Spatial annotation entries:

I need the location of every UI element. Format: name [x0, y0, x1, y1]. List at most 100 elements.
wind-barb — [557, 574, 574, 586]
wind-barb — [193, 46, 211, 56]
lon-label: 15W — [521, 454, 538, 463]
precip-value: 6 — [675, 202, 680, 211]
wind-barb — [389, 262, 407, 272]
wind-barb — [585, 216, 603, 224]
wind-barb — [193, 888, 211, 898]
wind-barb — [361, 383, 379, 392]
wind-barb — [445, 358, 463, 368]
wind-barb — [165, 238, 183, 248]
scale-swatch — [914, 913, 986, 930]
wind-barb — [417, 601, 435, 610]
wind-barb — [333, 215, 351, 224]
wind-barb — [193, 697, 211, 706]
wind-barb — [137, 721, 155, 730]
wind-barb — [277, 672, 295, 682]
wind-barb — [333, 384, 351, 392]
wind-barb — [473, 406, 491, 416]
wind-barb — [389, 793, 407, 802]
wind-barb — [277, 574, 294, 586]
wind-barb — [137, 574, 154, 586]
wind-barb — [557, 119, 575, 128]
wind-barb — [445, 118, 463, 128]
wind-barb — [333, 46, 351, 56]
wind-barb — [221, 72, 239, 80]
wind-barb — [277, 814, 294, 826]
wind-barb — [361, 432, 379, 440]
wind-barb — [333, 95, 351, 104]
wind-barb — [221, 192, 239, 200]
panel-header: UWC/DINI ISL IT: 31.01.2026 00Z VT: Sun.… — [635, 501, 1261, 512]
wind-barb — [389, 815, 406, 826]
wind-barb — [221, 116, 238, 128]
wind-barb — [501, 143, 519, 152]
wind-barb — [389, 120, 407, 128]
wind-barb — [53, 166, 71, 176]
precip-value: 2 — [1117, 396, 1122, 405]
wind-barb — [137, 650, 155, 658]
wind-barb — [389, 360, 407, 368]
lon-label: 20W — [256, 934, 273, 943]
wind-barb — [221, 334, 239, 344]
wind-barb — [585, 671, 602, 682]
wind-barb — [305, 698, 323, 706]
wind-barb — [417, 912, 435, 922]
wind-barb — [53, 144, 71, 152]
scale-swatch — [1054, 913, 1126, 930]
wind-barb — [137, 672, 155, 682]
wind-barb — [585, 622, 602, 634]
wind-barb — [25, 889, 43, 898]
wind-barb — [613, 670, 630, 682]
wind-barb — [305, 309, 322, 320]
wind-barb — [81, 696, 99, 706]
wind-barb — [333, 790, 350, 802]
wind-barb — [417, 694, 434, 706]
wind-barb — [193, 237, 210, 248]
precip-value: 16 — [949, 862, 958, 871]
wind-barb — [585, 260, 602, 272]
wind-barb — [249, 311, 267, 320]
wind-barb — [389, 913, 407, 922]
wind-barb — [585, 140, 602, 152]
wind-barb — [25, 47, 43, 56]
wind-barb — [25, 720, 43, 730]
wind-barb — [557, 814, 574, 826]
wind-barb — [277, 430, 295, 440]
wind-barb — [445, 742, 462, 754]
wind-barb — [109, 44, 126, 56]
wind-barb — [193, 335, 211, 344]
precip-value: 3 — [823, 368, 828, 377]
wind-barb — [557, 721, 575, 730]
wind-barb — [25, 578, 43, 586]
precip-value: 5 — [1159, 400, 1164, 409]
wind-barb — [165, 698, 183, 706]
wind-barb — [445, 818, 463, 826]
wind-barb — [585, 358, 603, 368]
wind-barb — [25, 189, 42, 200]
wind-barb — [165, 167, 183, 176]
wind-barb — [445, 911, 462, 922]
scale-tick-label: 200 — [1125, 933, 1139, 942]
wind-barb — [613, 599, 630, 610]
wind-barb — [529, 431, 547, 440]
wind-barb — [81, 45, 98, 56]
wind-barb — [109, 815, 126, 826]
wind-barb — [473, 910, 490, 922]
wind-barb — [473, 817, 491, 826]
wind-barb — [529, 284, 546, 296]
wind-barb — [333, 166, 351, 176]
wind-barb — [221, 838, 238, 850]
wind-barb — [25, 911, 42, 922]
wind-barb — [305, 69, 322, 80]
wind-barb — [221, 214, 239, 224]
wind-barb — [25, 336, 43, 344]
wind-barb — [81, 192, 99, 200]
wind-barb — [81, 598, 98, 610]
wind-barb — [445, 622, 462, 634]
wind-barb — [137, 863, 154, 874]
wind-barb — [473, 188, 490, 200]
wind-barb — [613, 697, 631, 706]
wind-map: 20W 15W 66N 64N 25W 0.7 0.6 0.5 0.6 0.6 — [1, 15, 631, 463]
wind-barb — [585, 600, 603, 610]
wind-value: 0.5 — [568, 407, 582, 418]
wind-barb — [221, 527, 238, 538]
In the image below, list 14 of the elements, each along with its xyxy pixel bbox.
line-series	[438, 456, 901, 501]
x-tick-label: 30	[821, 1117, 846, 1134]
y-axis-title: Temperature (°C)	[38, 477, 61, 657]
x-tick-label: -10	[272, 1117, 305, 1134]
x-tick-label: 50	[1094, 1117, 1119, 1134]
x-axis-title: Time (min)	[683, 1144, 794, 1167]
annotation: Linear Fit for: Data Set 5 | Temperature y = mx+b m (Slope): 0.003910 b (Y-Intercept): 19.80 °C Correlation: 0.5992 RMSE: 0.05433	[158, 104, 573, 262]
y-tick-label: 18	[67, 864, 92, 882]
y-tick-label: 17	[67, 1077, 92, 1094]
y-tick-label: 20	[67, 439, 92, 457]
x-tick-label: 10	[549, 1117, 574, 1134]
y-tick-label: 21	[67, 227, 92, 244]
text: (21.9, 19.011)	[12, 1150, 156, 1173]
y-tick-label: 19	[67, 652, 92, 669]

• Exercise prompt: Recast all the records above as one numbered list with a line per item, dropping any blank lines.

• In response:
1. I need the location of every UI element. Format: name [x0, y0, x1, y1]. List at most 100 elements.
2. wind-barb — [557, 574, 574, 586]
3. wind-barb — [193, 46, 211, 56]
4. lon-label: 15W — [521, 454, 538, 463]
5. precip-value: 6 — [675, 202, 680, 211]
6. wind-barb — [389, 262, 407, 272]
7. wind-barb — [585, 216, 603, 224]
8. wind-barb — [193, 888, 211, 898]
9. wind-barb — [361, 383, 379, 392]
10. wind-barb — [445, 358, 463, 368]
11. wind-barb — [165, 238, 183, 248]
12. scale-swatch — [914, 913, 986, 930]
13. wind-barb — [417, 601, 435, 610]
14. wind-barb — [333, 215, 351, 224]
15. wind-barb — [193, 697, 211, 706]
16. wind-barb — [137, 721, 155, 730]
17. wind-barb — [277, 672, 295, 682]
18. wind-barb — [333, 384, 351, 392]
19. wind-barb — [473, 406, 491, 416]
20. wind-barb — [389, 793, 407, 802]
21. wind-barb — [277, 574, 294, 586]
22. wind-barb — [137, 574, 154, 586]
23. wind-barb — [557, 119, 575, 128]
24. wind-barb — [445, 118, 463, 128]
25. wind-barb — [333, 46, 351, 56]
26. wind-barb — [221, 72, 239, 80]
27. wind-barb — [277, 814, 294, 826]
28. wind-barb — [361, 432, 379, 440]
29. wind-barb — [333, 95, 351, 104]
30. wind-barb — [221, 192, 239, 200]
31. panel-header: UWC/DINI ISL IT: 31.01.2026 00Z VT: Sun.… — [635, 501, 1261, 512]
32. wind-barb — [389, 815, 406, 826]
33. wind-barb — [221, 116, 238, 128]
34. wind-barb — [501, 143, 519, 152]
35. wind-barb — [389, 120, 407, 128]
36. wind-barb — [53, 166, 71, 176]
37. precip-value: 2 — [1117, 396, 1122, 405]
38. wind-barb — [137, 650, 155, 658]
39. wind-barb — [389, 360, 407, 368]
40. lon-label: 20W — [256, 934, 273, 943]
41. wind-barb — [221, 334, 239, 344]
42. wind-barb — [585, 671, 602, 682]
43. wind-barb — [305, 698, 323, 706]
44. wind-barb — [417, 912, 435, 922]
45. wind-barb — [53, 144, 71, 152]
46. scale-swatch — [1054, 913, 1126, 930]
47. wind-barb — [137, 672, 155, 682]
48. wind-barb — [585, 622, 602, 634]
49. wind-barb — [25, 889, 43, 898]
50. wind-barb — [613, 670, 630, 682]
51. wind-barb — [305, 309, 322, 320]
52. wind-barb — [81, 696, 99, 706]
53. wind-barb — [333, 790, 350, 802]
54. wind-barb — [417, 694, 434, 706]
55. wind-barb — [193, 237, 210, 248]
56. precip-value: 16 — [949, 862, 958, 871]
57. wind-barb — [585, 260, 602, 272]
58. wind-barb — [249, 311, 267, 320]
59. wind-barb — [389, 913, 407, 922]
60. wind-barb — [585, 140, 602, 152]
61. wind-barb — [25, 47, 43, 56]
62. wind-barb — [25, 720, 43, 730]
63. wind-barb — [557, 814, 574, 826]
64. wind-barb — [277, 430, 295, 440]
65. wind-barb — [445, 742, 462, 754]
66. wind-barb — [109, 44, 126, 56]
67. wind-barb — [193, 335, 211, 344]
68. precip-value: 3 — [823, 368, 828, 377]
69. wind-barb — [557, 721, 575, 730]
70. wind-barb — [25, 578, 43, 586]
71. precip-value: 5 — [1159, 400, 1164, 409]
72. wind-barb — [165, 698, 183, 706]
73. wind-barb — [445, 818, 463, 826]
74. wind-barb — [585, 358, 603, 368]
75. wind-barb — [25, 189, 42, 200]
76. wind-barb — [165, 167, 183, 176]
77. wind-barb — [445, 911, 462, 922]
78. scale-tick-label: 200 — [1125, 933, 1139, 942]
79. wind-barb — [613, 599, 630, 610]
80. wind-barb — [529, 431, 547, 440]
81. wind-barb — [81, 45, 98, 56]
82. wind-barb — [109, 815, 126, 826]
83. wind-barb — [473, 910, 490, 922]
84. wind-barb — [473, 817, 491, 826]
85. wind-barb — [529, 284, 546, 296]
86. wind-barb — [333, 166, 351, 176]
87. wind-barb — [221, 838, 238, 850]
88. wind-barb — [25, 911, 42, 922]
89. wind-barb — [305, 69, 322, 80]
90. wind-barb — [221, 214, 239, 224]
91. wind-barb — [25, 336, 43, 344]
92. wind-barb — [81, 192, 99, 200]
93. wind-barb — [81, 598, 98, 610]
94. wind-barb — [445, 622, 462, 634]
95. wind-barb — [137, 863, 154, 874]
96. wind-barb — [473, 188, 490, 200]
97. wind-barb — [613, 697, 631, 706]
98. wind-map: 20W 15W 66N 64N 25W 0.7 0.6 0.5 0.6 0.6 — [1, 15, 631, 463]
99. wind-barb — [585, 600, 603, 610]
100. wind-value: 0.5 — [568, 407, 582, 418]
101. wind-barb — [221, 527, 238, 538]
102. In the image below, list 14 of the elements, each along with its xyxy pixel bbox.
103. line-series	[438, 456, 901, 501]
104. x-tick-label: 30	[821, 1117, 846, 1134]
105. y-axis-title: Temperature (°C)	[38, 477, 61, 657]
106. x-tick-label: -10	[272, 1117, 305, 1134]
107. x-tick-label: 50	[1094, 1117, 1119, 1134]
108. x-axis-title: Time (min)	[683, 1144, 794, 1167]
109. annotation: Linear Fit for: Data Set 5 | Temperature y = mx+b m (Slope): 0.003910 b (Y-Intercept): 19.80 °C Correlation: 0.5992 RMSE: 0.05433	[158, 104, 573, 262]
110. y-tick-label: 18	[67, 864, 92, 882]
111. y-tick-label: 17	[67, 1077, 92, 1094]
112. y-tick-label: 20	[67, 439, 92, 457]
113. x-tick-label: 10	[549, 1117, 574, 1134]
114. y-tick-label: 21	[67, 227, 92, 244]
115. text: (21.9, 19.011)	[12, 1150, 156, 1173]
116. y-tick-label: 19	[67, 652, 92, 669]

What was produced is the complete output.